> **SOURCE MATERIAL**:
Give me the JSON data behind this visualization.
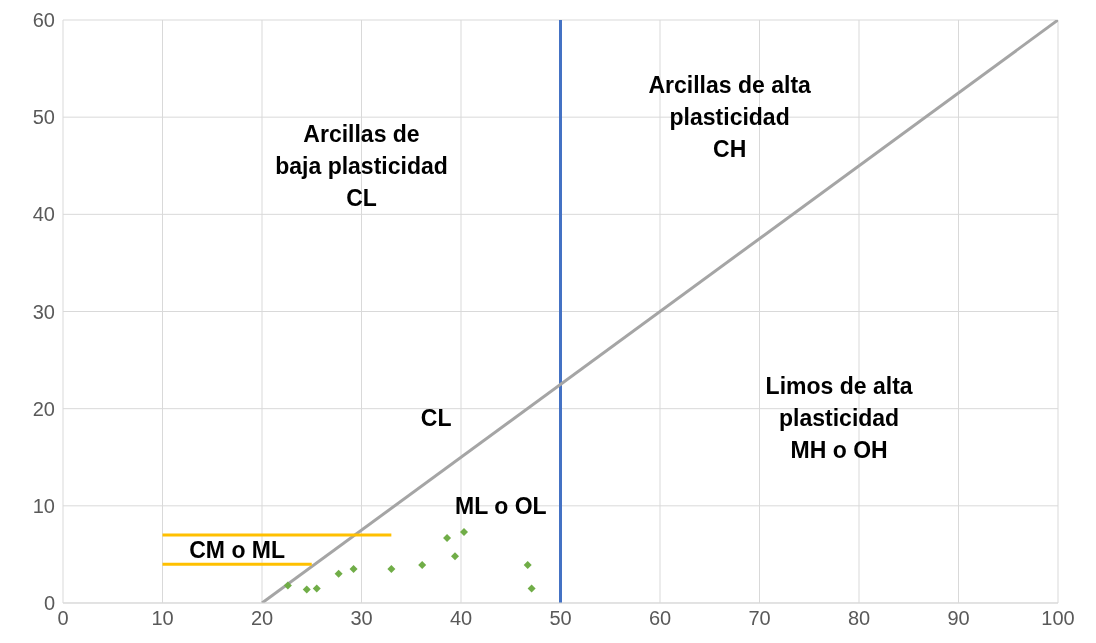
{
  "chart_data": {
    "type": "scatter",
    "xlim": [
      0,
      100
    ],
    "xticks": [
      0,
      10,
      20,
      30,
      40,
      50,
      60,
      70,
      80,
      90,
      100
    ],
    "ylim": [
      0,
      60
    ],
    "yticks": [
      0,
      10,
      20,
      30,
      40,
      50,
      60
    ],
    "grid": true,
    "marker": "diamond",
    "series": [
      {
        "type": "line",
        "color": "#a5a5a5",
        "x": [
          20,
          100
        ],
        "values": [
          0,
          60
        ],
        "marker": "none"
      },
      {
        "type": "line",
        "color": "#ffc000",
        "x": [
          10,
          33
        ],
        "values": [
          7,
          7
        ],
        "marker": "none"
      },
      {
        "type": "line",
        "color": "#ffc000",
        "x": [
          10,
          25
        ],
        "values": [
          4,
          4
        ],
        "marker": "none"
      },
      {
        "color": "#70ad47",
        "x": [
          22.6,
          24.5,
          25.5,
          27.7,
          29.2,
          33.0,
          36.1,
          38.6,
          39.4,
          40.3,
          46.7,
          47.1
        ],
        "values": [
          1.8,
          1.4,
          1.5,
          3.0,
          3.5,
          3.5,
          3.9,
          6.7,
          4.8,
          7.3,
          3.9,
          1.5
        ]
      }
    ],
    "ref_lines": [
      {
        "axis": "x",
        "value": 50,
        "color": "#4472c4"
      }
    ],
    "annotations": [
      "Arcillas de\nbaja plasticidad\nCL",
      "Arcillas de alta\nplasticidad\nCH",
      "CL",
      "Limos de alta\nplasticidad\nMH o OH",
      "ML o OL",
      "CM o ML"
    ]
  }
}
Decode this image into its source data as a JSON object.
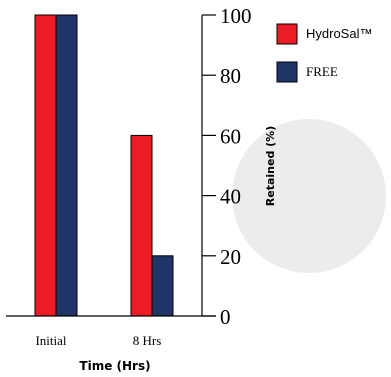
{
  "chart_data": {
    "type": "bar",
    "categories": [
      "Initial",
      "8 Hrs"
    ],
    "series": [
      {
        "name": "HydroSal™",
        "values": [
          100,
          60
        ],
        "color": "#ed1c24"
      },
      {
        "name": "FREE",
        "values": [
          100,
          20
        ],
        "color": "#1f3567"
      }
    ],
    "xlabel": "Time (Hrs)",
    "ylabel": "Retained (%)",
    "ylim": [
      0,
      100
    ],
    "yticks": [
      0,
      20,
      40,
      60,
      80,
      100
    ],
    "y_axis_side": "right",
    "legend_position": "top-right",
    "grid": false,
    "watermark_color": "#ececec"
  }
}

> **AIM**: Leave out the pictures and give the rest of the records again exactly.

> **COMPLETE OUTPUT**:
Give me the JSON data behind this visualization.
{
  "chart_data": {
    "type": "scatter",
    "xlim": [
      0,
      100
    ],
    "xticks": [
      0,
      10,
      20,
      30,
      40,
      50,
      60,
      70,
      80,
      90,
      100
    ],
    "ylim": [
      0,
      60
    ],
    "yticks": [
      0,
      10,
      20,
      30,
      40,
      50,
      60
    ],
    "grid": true,
    "marker": "diamond",
    "series": [
      {
        "type": "line",
        "color": "#a5a5a5",
        "x": [
          20,
          100
        ],
        "values": [
          0,
          60
        ],
        "marker": "none"
      },
      {
        "type": "line",
        "color": "#ffc000",
        "x": [
          10,
          33
        ],
        "values": [
          7,
          7
        ],
        "marker": "none"
      },
      {
        "type": "line",
        "color": "#ffc000",
        "x": [
          10,
          25
        ],
        "values": [
          4,
          4
        ],
        "marker": "none"
      },
      {
        "color": "#70ad47",
        "x": [
          22.6,
          24.5,
          25.5,
          27.7,
          29.2,
          33.0,
          36.1,
          38.6,
          39.4,
          40.3,
          46.7,
          47.1
        ],
        "values": [
          1.8,
          1.4,
          1.5,
          3.0,
          3.5,
          3.5,
          3.9,
          6.7,
          4.8,
          7.3,
          3.9,
          1.5
        ]
      }
    ],
    "ref_lines": [
      {
        "axis": "x",
        "value": 50,
        "color": "#4472c4"
      }
    ],
    "annotations": [
      "Arcillas de\nbaja plasticidad\nCL",
      "Arcillas de alta\nplasticidad\nCH",
      "CL",
      "Limos de alta\nplasticidad\nMH o OH",
      "ML o OL",
      "CM o ML"
    ]
  }
}
Decode this image into its source data as a JSON object.
{
  "chart_data": {
    "type": "bar",
    "categories": [
      "Initial",
      "8 Hrs"
    ],
    "series": [
      {
        "name": "HydroSal™",
        "values": [
          100,
          60
        ],
        "color": "#ed1c24"
      },
      {
        "name": "FREE",
        "values": [
          100,
          20
        ],
        "color": "#1f3567"
      }
    ],
    "xlabel": "Time (Hrs)",
    "ylabel": "Retained (%)",
    "ylim": [
      0,
      100
    ],
    "yticks": [
      0,
      20,
      40,
      60,
      80,
      100
    ],
    "y_axis_side": "right",
    "legend_position": "top-right",
    "grid": false,
    "watermark_color": "#ececec"
  }
}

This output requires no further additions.